## [STORED RECORDS]
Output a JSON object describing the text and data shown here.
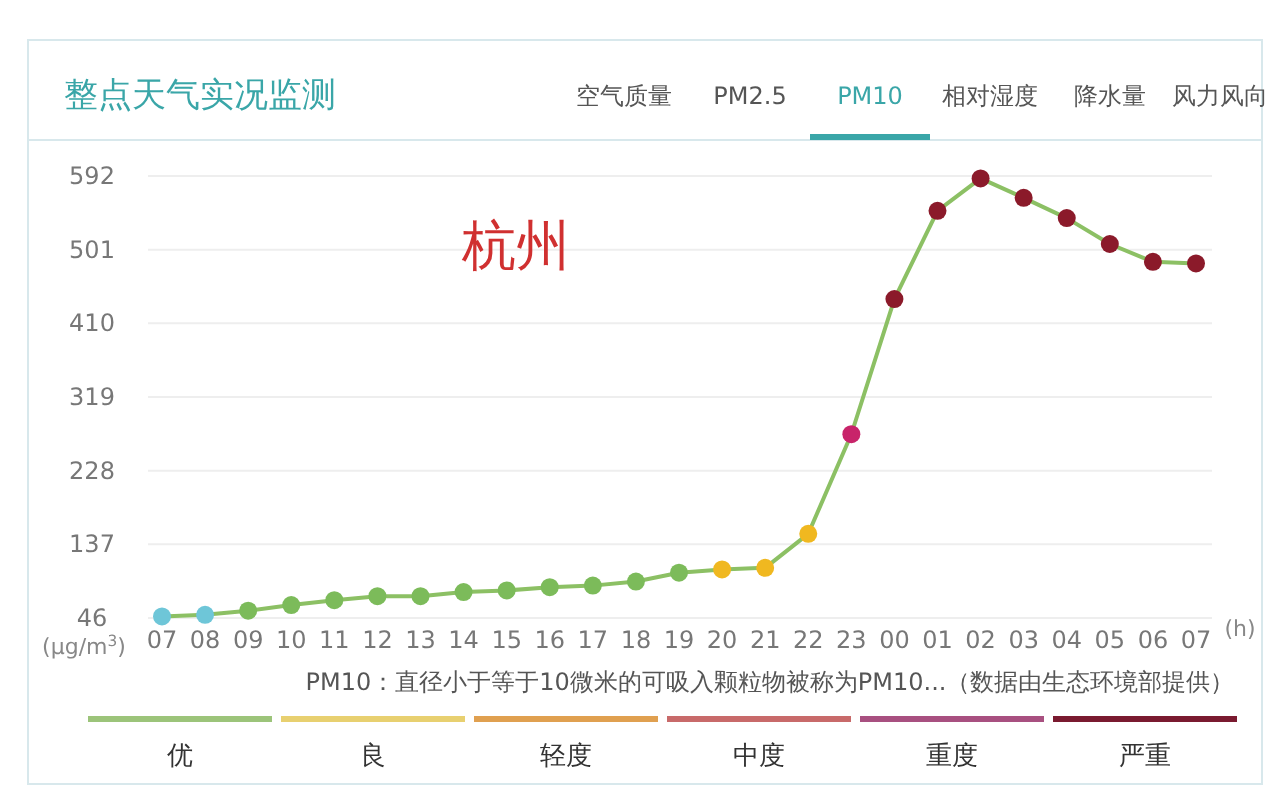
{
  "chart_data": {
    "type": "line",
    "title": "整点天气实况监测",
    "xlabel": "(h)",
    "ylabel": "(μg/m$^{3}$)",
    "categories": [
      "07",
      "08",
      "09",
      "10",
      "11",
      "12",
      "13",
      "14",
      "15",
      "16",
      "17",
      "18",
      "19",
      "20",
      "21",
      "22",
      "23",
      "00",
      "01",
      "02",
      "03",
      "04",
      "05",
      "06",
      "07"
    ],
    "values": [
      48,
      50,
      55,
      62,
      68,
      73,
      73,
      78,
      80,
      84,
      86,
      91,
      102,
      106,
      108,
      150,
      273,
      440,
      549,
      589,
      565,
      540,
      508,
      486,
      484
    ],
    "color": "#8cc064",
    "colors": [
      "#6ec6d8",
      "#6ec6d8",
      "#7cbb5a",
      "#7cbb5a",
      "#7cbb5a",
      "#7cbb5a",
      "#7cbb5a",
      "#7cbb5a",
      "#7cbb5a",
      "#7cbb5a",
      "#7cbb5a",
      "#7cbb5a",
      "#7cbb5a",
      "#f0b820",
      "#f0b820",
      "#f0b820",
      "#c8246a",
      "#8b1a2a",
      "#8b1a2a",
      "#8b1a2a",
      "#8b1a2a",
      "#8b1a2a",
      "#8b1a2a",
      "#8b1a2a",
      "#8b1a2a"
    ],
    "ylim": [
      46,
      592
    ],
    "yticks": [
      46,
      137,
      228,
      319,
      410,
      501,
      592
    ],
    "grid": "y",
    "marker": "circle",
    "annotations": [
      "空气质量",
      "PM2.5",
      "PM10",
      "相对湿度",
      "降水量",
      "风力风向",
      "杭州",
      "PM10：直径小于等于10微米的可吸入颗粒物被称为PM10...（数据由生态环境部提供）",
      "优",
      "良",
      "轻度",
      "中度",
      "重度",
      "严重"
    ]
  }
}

## [TASK INSTRUCTIONS]
Using the material above, retype each entry exactly and omit the pictures.

## [SOLUTION FOR THIS EXERCISE]
Output a JSON object describing the text and data shown here.
{
  "chart_data": {
    "type": "line",
    "title": "整点天气实况监测",
    "xlabel": "(h)",
    "ylabel": "(μg/m$^{3}$)",
    "categories": [
      "07",
      "08",
      "09",
      "10",
      "11",
      "12",
      "13",
      "14",
      "15",
      "16",
      "17",
      "18",
      "19",
      "20",
      "21",
      "22",
      "23",
      "00",
      "01",
      "02",
      "03",
      "04",
      "05",
      "06",
      "07"
    ],
    "values": [
      48,
      50,
      55,
      62,
      68,
      73,
      73,
      78,
      80,
      84,
      86,
      91,
      102,
      106,
      108,
      150,
      273,
      440,
      549,
      589,
      565,
      540,
      508,
      486,
      484
    ],
    "color": "#8cc064",
    "colors": [
      "#6ec6d8",
      "#6ec6d8",
      "#7cbb5a",
      "#7cbb5a",
      "#7cbb5a",
      "#7cbb5a",
      "#7cbb5a",
      "#7cbb5a",
      "#7cbb5a",
      "#7cbb5a",
      "#7cbb5a",
      "#7cbb5a",
      "#7cbb5a",
      "#f0b820",
      "#f0b820",
      "#f0b820",
      "#c8246a",
      "#8b1a2a",
      "#8b1a2a",
      "#8b1a2a",
      "#8b1a2a",
      "#8b1a2a",
      "#8b1a2a",
      "#8b1a2a",
      "#8b1a2a"
    ],
    "ylim": [
      46,
      592
    ],
    "yticks": [
      46,
      137,
      228,
      319,
      410,
      501,
      592
    ],
    "grid": "y",
    "marker": "circle",
    "annotations": [
      "空气质量",
      "PM2.5",
      "PM10",
      "相对湿度",
      "降水量",
      "风力风向",
      "杭州",
      "PM10：直径小于等于10微米的可吸入颗粒物被称为PM10...（数据由生态环境部提供）",
      "优",
      "良",
      "轻度",
      "中度",
      "重度",
      "严重"
    ]
  }
}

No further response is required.